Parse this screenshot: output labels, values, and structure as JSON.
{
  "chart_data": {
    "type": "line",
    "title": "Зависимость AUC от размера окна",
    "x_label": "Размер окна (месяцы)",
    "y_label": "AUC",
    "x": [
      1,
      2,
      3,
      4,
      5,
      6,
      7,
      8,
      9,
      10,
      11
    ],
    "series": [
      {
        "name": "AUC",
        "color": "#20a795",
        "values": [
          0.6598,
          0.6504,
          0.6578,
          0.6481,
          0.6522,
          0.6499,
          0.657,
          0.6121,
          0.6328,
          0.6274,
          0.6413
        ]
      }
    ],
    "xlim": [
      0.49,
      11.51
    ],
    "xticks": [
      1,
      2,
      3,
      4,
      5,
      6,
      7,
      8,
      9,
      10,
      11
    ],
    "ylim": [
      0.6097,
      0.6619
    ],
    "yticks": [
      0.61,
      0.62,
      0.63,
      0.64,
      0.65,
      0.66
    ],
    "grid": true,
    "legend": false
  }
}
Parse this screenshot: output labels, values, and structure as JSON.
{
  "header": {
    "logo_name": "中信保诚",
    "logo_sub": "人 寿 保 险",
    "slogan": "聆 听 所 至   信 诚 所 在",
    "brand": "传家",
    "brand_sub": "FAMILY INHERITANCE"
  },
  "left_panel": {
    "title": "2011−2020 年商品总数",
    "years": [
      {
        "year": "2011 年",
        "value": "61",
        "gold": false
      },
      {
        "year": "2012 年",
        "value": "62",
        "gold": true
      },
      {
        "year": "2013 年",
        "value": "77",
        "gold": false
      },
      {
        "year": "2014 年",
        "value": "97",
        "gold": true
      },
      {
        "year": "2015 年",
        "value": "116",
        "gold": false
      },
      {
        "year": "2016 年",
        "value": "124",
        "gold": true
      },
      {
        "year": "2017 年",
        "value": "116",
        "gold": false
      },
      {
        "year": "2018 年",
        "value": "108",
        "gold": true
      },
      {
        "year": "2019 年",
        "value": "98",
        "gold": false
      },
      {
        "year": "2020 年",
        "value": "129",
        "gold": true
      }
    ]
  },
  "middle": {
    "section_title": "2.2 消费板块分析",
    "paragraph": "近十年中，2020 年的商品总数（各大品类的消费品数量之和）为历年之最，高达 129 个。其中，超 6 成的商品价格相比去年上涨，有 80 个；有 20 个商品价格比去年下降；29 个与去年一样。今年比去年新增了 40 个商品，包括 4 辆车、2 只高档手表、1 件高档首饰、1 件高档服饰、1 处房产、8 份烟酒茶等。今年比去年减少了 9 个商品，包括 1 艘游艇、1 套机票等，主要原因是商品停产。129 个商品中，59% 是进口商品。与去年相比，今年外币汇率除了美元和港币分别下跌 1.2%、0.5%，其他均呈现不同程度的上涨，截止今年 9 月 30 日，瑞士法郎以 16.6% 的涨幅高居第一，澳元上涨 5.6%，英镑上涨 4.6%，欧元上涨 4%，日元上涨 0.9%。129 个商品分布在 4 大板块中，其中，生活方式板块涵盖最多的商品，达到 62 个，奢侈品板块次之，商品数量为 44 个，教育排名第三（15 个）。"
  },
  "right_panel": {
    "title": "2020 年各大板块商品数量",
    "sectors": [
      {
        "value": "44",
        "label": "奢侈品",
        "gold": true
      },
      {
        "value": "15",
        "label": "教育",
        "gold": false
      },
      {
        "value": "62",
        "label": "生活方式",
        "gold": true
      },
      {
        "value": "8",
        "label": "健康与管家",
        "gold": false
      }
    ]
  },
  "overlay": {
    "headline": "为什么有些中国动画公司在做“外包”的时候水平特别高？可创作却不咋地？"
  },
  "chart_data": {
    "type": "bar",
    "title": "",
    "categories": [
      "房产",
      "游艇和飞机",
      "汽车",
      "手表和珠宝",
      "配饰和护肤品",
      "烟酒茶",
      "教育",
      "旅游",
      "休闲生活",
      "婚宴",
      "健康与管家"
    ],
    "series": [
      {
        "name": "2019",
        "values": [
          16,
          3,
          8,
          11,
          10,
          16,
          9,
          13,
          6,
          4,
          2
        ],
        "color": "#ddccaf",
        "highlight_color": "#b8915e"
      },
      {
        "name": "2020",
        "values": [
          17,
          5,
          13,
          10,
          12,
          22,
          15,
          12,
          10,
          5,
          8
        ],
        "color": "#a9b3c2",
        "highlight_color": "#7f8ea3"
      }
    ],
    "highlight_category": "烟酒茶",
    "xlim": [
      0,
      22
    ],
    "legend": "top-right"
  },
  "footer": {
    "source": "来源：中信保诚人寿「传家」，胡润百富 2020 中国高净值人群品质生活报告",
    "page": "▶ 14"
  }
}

*What is being asked*: Make an exact copy of the listing, including every line.

*Expected answer*:
Parse this screenshot: output labels, values, and structure as JSON.
{
  "chart_data": {
    "type": "line",
    "title": "Зависимость AUC от размера окна",
    "x_label": "Размер окна (месяцы)",
    "y_label": "AUC",
    "x": [
      1,
      2,
      3,
      4,
      5,
      6,
      7,
      8,
      9,
      10,
      11
    ],
    "series": [
      {
        "name": "AUC",
        "color": "#20a795",
        "values": [
          0.6598,
          0.6504,
          0.6578,
          0.6481,
          0.6522,
          0.6499,
          0.657,
          0.6121,
          0.6328,
          0.6274,
          0.6413
        ]
      }
    ],
    "xlim": [
      0.49,
      11.51
    ],
    "xticks": [
      1,
      2,
      3,
      4,
      5,
      6,
      7,
      8,
      9,
      10,
      11
    ],
    "ylim": [
      0.6097,
      0.6619
    ],
    "yticks": [
      0.61,
      0.62,
      0.63,
      0.64,
      0.65,
      0.66
    ],
    "grid": true,
    "legend": false
  }
}
Parse this screenshot: output labels, values, and structure as JSON.
{
  "header": {
    "logo_name": "中信保诚",
    "logo_sub": "人 寿 保 险",
    "slogan": "聆 听 所 至   信 诚 所 在",
    "brand": "传家",
    "brand_sub": "FAMILY INHERITANCE"
  },
  "left_panel": {
    "title": "2011−2020 年商品总数",
    "years": [
      {
        "year": "2011 年",
        "value": "61",
        "gold": false
      },
      {
        "year": "2012 年",
        "value": "62",
        "gold": true
      },
      {
        "year": "2013 年",
        "value": "77",
        "gold": false
      },
      {
        "year": "2014 年",
        "value": "97",
        "gold": true
      },
      {
        "year": "2015 年",
        "value": "116",
        "gold": false
      },
      {
        "year": "2016 年",
        "value": "124",
        "gold": true
      },
      {
        "year": "2017 年",
        "value": "116",
        "gold": false
      },
      {
        "year": "2018 年",
        "value": "108",
        "gold": true
      },
      {
        "year": "2019 年",
        "value": "98",
        "gold": false
      },
      {
        "year": "2020 年",
        "value": "129",
        "gold": true
      }
    ]
  },
  "middle": {
    "section_title": "2.2 消费板块分析",
    "paragraph": "近十年中，2020 年的商品总数（各大品类的消费品数量之和）为历年之最，高达 129 个。其中，超 6 成的商品价格相比去年上涨，有 80 个；有 20 个商品价格比去年下降；29 个与去年一样。今年比去年新增了 40 个商品，包括 4 辆车、2 只高档手表、1 件高档首饰、1 件高档服饰、1 处房产、8 份烟酒茶等。今年比去年减少了 9 个商品，包括 1 艘游艇、1 套机票等，主要原因是商品停产。129 个商品中，59% 是进口商品。与去年相比，今年外币汇率除了美元和港币分别下跌 1.2%、0.5%，其他均呈现不同程度的上涨，截止今年 9 月 30 日，瑞士法郎以 16.6% 的涨幅高居第一，澳元上涨 5.6%，英镑上涨 4.6%，欧元上涨 4%，日元上涨 0.9%。129 个商品分布在 4 大板块中，其中，生活方式板块涵盖最多的商品，达到 62 个，奢侈品板块次之，商品数量为 44 个，教育排名第三（15 个）。"
  },
  "right_panel": {
    "title": "2020 年各大板块商品数量",
    "sectors": [
      {
        "value": "44",
        "label": "奢侈品",
        "gold": true
      },
      {
        "value": "15",
        "label": "教育",
        "gold": false
      },
      {
        "value": "62",
        "label": "生活方式",
        "gold": true
      },
      {
        "value": "8",
        "label": "健康与管家",
        "gold": false
      }
    ]
  },
  "overlay": {
    "headline": "为什么有些中国动画公司在做“外包”的时候水平特别高？可创作却不咋地？"
  },
  "chart_data": {
    "type": "bar",
    "title": "",
    "categories": [
      "房产",
      "游艇和飞机",
      "汽车",
      "手表和珠宝",
      "配饰和护肤品",
      "烟酒茶",
      "教育",
      "旅游",
      "休闲生活",
      "婚宴",
      "健康与管家"
    ],
    "series": [
      {
        "name": "2019",
        "values": [
          16,
          3,
          8,
          11,
          10,
          16,
          9,
          13,
          6,
          4,
          2
        ],
        "color": "#ddccaf",
        "highlight_color": "#b8915e"
      },
      {
        "name": "2020",
        "values": [
          17,
          5,
          13,
          10,
          12,
          22,
          15,
          12,
          10,
          5,
          8
        ],
        "color": "#a9b3c2",
        "highlight_color": "#7f8ea3"
      }
    ],
    "highlight_category": "烟酒茶",
    "xlim": [
      0,
      22
    ],
    "legend": "top-right"
  },
  "footer": {
    "source": "来源：中信保诚人寿「传家」，胡润百富 2020 中国高净值人群品质生活报告",
    "page": "▶ 14"
  }
}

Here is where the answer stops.